# START OF Records to use
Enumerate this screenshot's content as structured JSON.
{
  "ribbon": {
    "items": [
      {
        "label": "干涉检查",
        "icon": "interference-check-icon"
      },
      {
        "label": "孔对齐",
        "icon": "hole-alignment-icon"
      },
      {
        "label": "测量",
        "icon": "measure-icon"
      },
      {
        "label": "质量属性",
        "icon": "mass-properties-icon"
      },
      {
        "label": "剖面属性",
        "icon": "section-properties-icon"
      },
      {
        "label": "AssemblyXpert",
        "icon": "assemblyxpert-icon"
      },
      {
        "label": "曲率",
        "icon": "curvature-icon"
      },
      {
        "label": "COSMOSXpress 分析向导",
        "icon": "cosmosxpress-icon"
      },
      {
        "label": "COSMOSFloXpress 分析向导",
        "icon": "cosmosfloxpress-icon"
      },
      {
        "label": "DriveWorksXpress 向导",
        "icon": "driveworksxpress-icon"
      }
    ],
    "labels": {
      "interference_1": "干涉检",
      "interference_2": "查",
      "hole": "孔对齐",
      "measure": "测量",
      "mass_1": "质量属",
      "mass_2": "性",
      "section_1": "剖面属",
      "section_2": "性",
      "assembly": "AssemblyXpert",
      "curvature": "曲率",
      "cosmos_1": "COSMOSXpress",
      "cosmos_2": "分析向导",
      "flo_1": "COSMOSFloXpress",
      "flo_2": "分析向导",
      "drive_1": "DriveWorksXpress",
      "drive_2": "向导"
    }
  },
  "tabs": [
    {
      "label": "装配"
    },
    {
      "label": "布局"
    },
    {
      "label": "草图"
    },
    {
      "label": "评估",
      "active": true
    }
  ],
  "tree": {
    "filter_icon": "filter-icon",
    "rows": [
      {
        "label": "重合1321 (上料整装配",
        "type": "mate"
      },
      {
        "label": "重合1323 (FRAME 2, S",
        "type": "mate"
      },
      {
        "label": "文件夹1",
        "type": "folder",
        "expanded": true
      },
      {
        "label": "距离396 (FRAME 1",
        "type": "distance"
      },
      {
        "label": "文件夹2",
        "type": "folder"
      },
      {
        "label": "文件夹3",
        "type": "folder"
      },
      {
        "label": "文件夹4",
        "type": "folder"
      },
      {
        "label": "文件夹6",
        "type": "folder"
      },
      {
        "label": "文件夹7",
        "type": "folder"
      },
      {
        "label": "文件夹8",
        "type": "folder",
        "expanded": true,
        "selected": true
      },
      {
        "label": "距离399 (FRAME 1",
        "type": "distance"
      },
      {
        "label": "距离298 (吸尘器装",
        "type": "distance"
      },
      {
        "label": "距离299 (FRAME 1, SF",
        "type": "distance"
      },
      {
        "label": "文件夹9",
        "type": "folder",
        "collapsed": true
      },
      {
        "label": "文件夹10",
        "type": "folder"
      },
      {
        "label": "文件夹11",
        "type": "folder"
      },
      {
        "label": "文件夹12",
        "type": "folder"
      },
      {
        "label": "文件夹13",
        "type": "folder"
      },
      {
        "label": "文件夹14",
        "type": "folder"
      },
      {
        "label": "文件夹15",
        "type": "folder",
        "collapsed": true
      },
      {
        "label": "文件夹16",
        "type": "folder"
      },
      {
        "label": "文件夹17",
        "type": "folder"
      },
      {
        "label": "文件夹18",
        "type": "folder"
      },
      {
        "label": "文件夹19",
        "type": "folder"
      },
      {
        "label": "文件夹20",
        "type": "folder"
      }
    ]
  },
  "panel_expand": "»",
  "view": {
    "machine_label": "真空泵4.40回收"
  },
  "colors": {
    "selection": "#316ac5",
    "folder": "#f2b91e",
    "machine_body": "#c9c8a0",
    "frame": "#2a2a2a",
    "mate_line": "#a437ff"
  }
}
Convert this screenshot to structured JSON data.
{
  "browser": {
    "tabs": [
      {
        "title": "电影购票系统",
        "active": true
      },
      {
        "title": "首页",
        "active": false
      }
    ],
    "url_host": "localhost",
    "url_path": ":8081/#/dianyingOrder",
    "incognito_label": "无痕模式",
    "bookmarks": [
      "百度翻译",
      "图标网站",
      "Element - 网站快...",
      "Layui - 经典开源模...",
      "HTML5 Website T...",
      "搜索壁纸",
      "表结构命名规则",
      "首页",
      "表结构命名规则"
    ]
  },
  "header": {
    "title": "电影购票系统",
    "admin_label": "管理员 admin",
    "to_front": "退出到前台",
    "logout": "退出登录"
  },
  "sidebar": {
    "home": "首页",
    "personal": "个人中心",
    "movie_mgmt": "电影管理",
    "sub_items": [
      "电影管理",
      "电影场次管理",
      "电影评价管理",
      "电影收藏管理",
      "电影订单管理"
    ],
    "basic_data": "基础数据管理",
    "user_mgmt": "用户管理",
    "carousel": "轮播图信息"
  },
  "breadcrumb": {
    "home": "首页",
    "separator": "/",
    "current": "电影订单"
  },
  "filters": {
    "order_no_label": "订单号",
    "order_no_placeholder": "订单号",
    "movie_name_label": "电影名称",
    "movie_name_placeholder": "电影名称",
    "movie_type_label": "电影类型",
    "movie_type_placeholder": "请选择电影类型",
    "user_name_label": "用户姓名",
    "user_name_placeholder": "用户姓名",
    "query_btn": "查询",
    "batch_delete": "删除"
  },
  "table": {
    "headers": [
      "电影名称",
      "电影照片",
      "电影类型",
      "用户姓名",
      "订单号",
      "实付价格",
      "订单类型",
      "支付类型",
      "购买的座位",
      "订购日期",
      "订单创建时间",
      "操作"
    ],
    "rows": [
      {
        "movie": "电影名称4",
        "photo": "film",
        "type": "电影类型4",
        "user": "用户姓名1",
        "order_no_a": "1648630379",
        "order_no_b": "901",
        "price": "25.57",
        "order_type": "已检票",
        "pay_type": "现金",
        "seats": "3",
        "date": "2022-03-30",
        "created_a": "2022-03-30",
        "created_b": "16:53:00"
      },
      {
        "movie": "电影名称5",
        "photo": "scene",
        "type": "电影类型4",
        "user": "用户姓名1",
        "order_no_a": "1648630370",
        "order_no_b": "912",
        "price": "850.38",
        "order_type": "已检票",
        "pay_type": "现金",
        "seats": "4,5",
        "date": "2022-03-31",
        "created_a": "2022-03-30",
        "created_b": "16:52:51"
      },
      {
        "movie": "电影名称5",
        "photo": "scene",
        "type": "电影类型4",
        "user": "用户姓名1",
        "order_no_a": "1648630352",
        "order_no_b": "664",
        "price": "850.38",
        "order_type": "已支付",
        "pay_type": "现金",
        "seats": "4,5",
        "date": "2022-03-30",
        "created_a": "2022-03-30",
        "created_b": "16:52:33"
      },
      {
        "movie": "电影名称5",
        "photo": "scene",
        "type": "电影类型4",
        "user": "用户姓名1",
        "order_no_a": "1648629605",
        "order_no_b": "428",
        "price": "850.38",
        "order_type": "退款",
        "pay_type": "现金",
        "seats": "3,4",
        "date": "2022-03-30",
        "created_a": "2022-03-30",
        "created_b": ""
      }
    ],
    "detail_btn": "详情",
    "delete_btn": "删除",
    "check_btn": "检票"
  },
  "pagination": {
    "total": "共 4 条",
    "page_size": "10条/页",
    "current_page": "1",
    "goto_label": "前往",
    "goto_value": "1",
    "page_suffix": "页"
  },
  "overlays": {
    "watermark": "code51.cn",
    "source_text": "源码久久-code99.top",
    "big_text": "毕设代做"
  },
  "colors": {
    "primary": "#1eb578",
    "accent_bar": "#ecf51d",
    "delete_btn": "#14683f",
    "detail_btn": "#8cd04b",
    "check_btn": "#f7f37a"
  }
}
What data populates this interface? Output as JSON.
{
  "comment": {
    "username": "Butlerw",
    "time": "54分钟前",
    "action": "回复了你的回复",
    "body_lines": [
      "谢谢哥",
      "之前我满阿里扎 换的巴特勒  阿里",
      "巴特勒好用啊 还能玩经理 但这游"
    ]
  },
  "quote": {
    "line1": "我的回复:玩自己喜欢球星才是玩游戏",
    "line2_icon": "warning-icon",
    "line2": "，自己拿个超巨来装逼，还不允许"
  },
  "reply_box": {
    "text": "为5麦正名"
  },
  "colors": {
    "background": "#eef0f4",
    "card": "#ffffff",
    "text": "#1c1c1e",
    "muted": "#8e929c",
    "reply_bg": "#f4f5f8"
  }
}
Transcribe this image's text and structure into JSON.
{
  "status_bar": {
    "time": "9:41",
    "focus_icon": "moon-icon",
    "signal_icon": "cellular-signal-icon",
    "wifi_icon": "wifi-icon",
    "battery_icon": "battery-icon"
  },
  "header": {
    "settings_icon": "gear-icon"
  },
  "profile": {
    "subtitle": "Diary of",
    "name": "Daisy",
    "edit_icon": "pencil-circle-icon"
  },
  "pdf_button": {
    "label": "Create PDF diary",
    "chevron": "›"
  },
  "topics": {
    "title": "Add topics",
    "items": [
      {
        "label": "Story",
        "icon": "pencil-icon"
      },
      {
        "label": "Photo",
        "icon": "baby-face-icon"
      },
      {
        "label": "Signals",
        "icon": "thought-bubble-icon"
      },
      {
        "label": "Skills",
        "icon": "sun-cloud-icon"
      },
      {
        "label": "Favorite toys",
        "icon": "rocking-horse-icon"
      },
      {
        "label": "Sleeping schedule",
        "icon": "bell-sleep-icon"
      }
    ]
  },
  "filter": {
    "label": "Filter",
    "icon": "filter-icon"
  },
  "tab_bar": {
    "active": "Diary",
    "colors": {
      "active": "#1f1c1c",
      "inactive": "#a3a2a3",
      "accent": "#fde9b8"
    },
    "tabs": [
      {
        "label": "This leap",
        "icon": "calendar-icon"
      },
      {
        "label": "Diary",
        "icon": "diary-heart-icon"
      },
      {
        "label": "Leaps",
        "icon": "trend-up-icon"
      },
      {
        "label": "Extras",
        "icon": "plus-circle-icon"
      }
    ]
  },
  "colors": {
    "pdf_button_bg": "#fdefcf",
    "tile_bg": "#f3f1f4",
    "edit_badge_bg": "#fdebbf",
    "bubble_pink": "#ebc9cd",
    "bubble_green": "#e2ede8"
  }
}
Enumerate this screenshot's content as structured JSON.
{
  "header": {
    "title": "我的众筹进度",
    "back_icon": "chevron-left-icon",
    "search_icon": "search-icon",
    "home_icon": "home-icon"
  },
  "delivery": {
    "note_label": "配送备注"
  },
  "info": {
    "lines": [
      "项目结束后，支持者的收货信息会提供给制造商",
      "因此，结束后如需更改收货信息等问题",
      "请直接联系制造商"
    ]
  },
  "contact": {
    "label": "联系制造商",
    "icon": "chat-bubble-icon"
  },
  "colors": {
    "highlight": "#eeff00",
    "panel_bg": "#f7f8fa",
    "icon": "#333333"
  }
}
# END OF Records to use
> **Problem**
Determine the number of lines in the data that contain "properties" as a word or string, and state only that number.

> **Exercise solution**
2